**What the exercise asks**
Count every line of the material that holds the string "structured". Respond with the total only.

Data entries for graphics
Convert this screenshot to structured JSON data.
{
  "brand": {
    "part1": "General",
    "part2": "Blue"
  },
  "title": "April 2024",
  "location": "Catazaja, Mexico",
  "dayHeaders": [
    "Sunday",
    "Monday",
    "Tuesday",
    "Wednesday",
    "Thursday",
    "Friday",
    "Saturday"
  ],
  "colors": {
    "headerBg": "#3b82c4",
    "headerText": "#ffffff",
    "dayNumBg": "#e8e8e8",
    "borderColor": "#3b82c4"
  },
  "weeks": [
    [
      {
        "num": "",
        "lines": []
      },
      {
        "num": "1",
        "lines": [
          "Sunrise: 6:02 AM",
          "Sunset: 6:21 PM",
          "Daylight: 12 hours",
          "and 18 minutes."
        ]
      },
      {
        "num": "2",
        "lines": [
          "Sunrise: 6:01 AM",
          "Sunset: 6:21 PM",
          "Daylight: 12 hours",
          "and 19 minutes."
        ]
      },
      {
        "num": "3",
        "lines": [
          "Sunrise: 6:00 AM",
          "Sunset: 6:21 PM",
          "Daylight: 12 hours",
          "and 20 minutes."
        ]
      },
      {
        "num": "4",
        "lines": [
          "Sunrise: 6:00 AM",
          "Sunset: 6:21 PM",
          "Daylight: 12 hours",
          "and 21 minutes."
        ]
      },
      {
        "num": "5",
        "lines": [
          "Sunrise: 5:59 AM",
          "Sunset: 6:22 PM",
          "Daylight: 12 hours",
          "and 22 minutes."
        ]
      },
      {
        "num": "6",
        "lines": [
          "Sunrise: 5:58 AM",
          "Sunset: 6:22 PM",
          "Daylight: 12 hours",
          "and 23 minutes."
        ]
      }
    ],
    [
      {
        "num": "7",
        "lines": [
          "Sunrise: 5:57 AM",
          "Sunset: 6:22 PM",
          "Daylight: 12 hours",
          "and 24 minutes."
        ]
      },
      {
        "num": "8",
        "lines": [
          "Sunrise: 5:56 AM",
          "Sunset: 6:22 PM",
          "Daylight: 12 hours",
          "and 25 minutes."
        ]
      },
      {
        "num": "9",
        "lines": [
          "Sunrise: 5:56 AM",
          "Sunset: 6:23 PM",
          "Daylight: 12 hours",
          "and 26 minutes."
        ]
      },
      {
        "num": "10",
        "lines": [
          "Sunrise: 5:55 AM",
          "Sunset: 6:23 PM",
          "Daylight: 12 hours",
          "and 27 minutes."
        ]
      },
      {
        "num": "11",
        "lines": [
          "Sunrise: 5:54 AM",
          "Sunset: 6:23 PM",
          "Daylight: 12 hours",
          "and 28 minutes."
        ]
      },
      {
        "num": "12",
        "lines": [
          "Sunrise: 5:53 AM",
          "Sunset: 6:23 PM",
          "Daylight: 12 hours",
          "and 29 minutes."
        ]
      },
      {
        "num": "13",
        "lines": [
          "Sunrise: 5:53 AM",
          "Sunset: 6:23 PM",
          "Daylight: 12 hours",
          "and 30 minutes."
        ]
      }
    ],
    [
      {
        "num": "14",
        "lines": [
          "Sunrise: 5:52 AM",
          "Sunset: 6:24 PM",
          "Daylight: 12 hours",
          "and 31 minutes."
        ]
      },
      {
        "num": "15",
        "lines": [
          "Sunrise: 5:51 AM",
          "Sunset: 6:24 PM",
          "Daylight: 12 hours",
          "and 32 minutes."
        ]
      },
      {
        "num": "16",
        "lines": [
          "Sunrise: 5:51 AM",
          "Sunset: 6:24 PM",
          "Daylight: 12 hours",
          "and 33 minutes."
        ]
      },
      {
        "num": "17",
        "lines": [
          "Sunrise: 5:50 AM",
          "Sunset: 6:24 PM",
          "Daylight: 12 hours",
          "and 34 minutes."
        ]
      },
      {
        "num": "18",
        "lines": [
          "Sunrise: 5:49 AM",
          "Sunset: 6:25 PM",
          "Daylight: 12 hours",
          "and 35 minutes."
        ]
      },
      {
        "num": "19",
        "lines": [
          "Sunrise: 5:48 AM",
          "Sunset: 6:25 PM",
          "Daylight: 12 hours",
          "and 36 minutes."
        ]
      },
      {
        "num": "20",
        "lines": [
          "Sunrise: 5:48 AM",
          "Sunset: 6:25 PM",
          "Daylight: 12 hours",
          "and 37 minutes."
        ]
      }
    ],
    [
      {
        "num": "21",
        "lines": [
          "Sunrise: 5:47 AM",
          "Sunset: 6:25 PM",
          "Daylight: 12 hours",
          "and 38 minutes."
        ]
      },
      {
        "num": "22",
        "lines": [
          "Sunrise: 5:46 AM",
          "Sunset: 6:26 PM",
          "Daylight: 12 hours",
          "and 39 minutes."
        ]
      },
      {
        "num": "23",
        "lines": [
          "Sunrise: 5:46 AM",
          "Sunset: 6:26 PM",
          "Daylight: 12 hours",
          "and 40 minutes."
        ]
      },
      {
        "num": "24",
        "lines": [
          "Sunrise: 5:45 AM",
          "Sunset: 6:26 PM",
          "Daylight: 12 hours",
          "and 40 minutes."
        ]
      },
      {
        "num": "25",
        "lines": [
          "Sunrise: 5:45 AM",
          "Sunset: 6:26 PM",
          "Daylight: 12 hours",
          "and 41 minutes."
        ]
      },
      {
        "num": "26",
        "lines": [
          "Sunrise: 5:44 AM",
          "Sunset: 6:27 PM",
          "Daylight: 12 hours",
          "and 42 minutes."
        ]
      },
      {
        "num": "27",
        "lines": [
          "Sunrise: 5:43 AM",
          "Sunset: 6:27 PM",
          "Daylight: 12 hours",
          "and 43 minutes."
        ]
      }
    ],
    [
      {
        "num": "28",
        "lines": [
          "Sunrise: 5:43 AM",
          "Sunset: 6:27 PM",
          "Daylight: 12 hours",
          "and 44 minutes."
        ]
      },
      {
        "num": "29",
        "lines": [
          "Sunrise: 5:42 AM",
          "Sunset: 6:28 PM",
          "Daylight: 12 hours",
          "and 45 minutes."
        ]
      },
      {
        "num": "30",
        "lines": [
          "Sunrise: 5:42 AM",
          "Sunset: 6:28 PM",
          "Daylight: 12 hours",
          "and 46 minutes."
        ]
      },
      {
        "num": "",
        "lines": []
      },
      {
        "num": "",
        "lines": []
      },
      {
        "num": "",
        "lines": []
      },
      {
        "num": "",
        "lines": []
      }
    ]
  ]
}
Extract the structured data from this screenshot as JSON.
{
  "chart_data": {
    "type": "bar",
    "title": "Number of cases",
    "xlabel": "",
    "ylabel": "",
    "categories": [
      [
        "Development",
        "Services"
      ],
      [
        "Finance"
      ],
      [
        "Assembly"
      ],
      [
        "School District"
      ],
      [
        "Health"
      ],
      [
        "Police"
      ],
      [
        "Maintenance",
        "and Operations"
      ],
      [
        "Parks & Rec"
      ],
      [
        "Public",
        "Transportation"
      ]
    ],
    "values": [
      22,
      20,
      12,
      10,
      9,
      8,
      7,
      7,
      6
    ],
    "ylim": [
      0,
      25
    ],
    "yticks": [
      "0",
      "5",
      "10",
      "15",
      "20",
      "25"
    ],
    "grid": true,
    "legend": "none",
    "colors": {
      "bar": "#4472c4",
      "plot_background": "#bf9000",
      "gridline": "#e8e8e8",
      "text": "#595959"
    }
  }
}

**Result**
2